> _STATED GOAL_
Copy all lines of the listing that include the string "получателей".
---------- DATA SUPPLIED
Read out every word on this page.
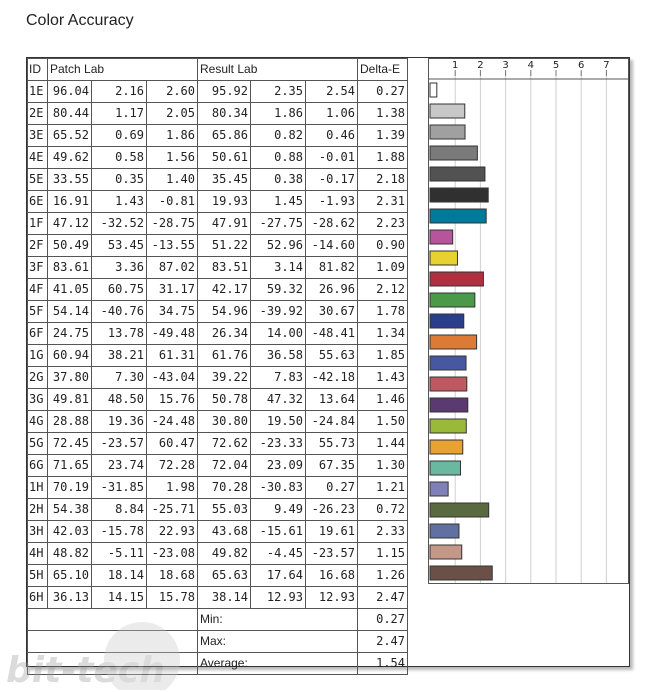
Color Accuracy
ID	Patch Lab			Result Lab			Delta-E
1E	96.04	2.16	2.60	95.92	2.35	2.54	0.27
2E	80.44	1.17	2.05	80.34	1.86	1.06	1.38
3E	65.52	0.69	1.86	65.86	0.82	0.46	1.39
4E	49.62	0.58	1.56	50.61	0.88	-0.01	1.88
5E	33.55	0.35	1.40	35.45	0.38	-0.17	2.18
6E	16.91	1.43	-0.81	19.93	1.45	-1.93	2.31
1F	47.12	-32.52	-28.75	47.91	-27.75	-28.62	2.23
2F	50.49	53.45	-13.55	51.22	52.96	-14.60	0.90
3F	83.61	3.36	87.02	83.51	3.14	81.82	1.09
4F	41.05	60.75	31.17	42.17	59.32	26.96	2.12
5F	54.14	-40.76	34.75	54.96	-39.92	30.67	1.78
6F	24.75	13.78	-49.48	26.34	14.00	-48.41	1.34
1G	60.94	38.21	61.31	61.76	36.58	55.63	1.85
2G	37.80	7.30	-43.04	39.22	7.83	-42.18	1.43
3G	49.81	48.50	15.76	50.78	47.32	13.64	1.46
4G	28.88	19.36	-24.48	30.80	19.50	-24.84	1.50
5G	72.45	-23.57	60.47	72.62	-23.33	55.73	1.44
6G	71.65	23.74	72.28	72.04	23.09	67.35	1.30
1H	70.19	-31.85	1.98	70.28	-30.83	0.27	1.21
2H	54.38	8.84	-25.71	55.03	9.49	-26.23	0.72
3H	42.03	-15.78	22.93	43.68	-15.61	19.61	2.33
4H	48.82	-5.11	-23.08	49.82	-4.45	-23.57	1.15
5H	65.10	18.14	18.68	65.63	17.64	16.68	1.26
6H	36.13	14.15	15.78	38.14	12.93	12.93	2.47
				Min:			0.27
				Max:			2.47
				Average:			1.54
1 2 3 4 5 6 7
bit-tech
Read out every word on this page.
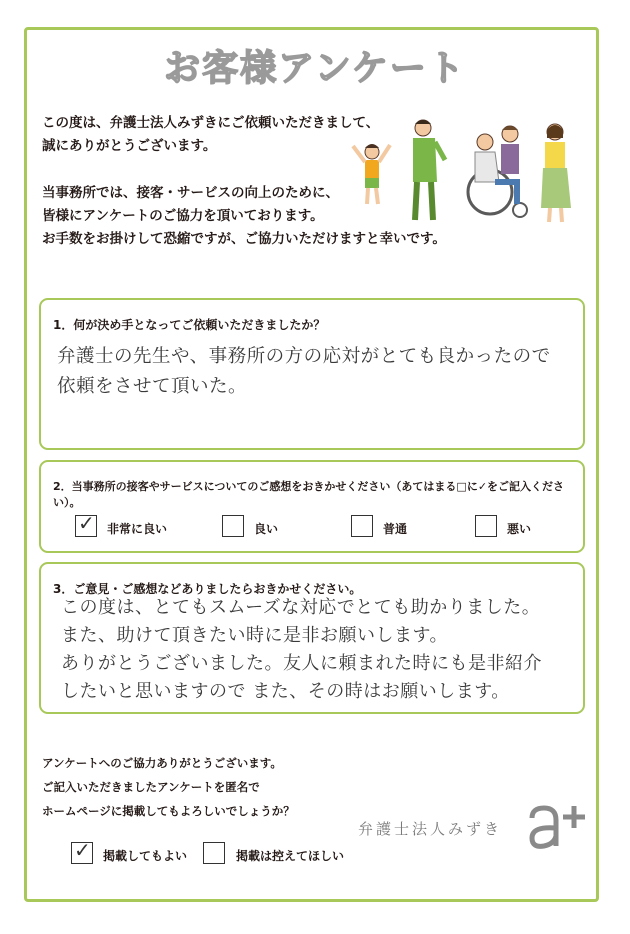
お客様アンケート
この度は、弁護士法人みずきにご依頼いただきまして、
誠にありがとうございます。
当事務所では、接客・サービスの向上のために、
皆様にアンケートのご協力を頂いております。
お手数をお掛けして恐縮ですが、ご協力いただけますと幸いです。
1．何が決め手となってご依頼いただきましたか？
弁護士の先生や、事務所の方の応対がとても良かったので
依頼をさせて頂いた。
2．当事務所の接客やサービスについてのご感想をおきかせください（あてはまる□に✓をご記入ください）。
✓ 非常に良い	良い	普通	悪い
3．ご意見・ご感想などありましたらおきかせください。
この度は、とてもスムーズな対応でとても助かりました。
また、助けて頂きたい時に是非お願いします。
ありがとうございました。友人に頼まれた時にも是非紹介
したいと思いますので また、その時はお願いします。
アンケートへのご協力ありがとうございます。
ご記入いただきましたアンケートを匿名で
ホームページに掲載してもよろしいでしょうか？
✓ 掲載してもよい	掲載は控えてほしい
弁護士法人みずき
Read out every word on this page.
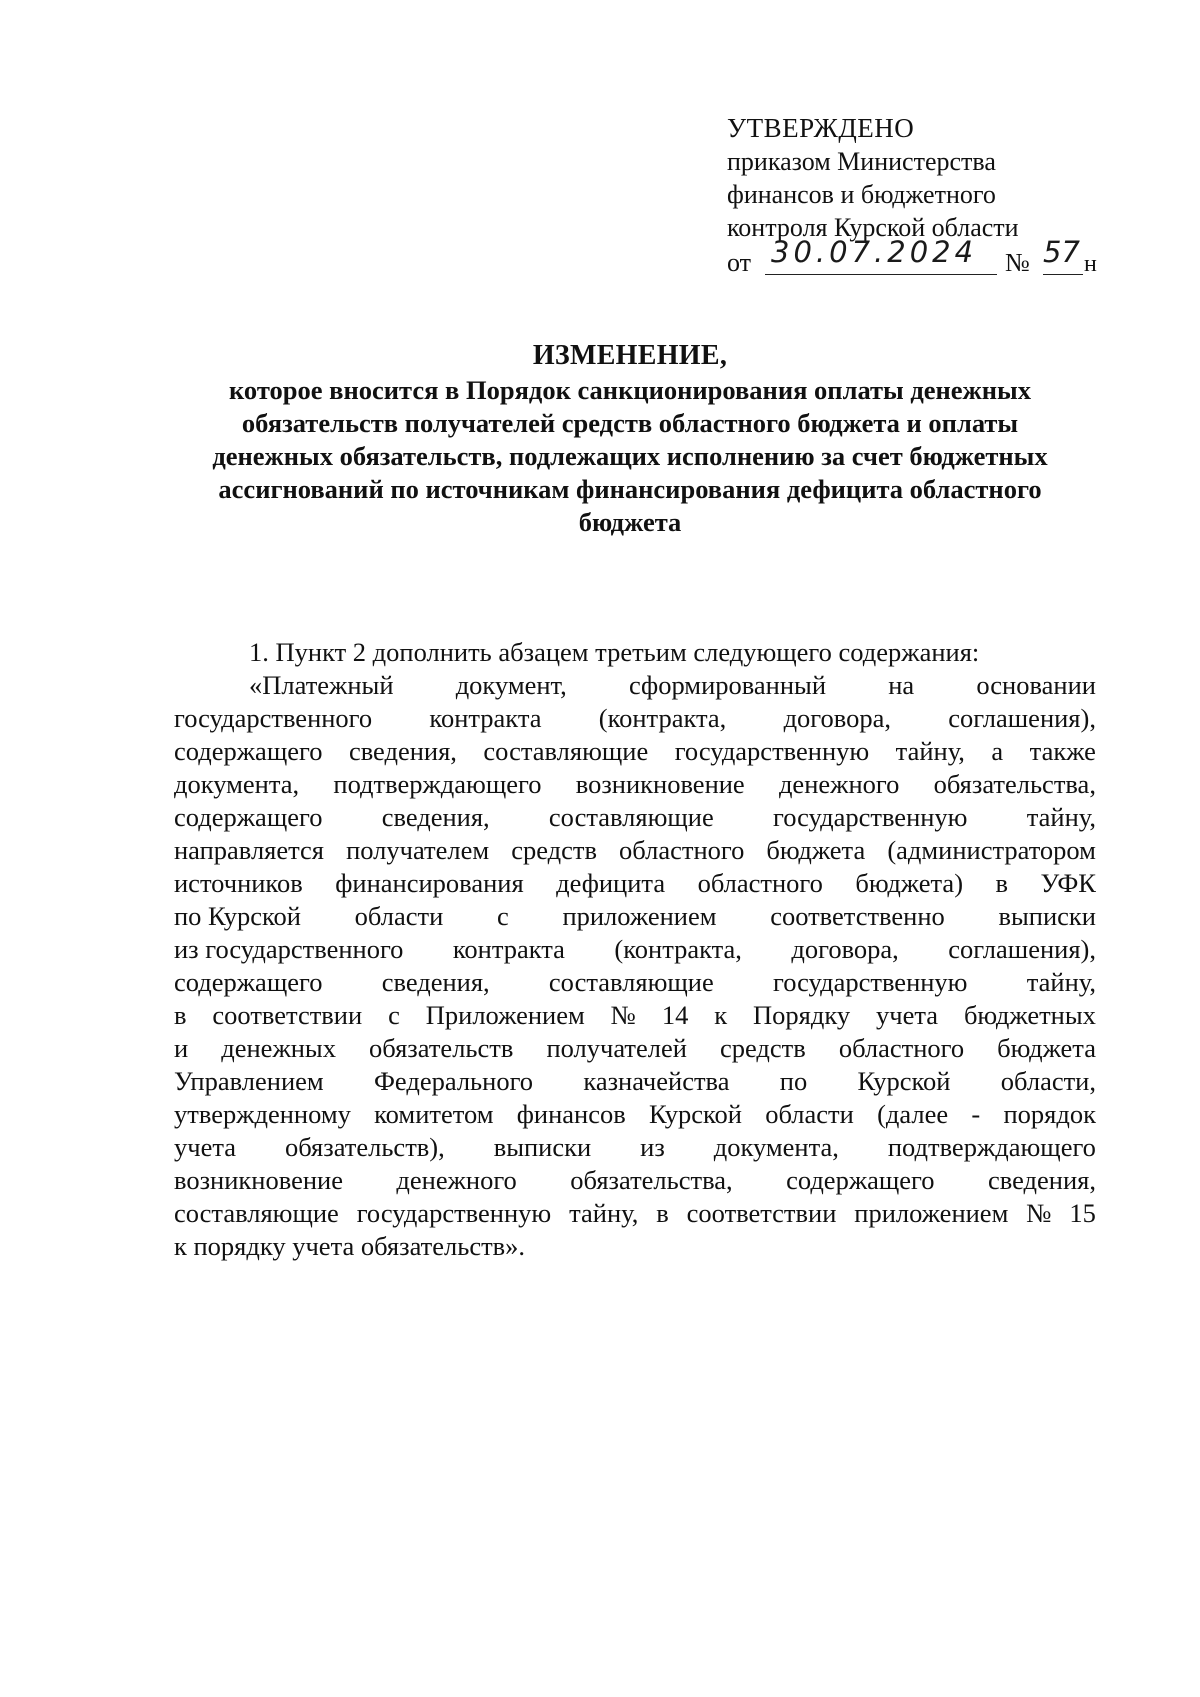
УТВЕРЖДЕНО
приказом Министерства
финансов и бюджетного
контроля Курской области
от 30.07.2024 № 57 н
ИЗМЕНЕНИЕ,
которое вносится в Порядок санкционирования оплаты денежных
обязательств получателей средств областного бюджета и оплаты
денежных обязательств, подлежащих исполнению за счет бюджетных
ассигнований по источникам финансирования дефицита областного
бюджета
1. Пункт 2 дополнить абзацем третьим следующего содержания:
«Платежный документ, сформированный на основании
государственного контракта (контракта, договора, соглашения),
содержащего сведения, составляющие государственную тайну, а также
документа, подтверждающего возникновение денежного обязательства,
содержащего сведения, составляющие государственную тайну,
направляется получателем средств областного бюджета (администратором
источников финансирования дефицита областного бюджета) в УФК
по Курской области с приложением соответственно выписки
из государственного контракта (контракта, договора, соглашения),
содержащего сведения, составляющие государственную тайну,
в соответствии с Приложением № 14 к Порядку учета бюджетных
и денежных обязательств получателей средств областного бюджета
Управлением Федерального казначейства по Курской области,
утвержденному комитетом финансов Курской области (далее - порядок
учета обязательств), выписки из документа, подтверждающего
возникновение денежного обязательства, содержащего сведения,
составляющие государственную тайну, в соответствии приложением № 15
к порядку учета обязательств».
--------------------
> _FULL RESPONSE_
обязательств получателей средств областного бюджета и оплаты
и денежных обязательств получателей средств областного бюджета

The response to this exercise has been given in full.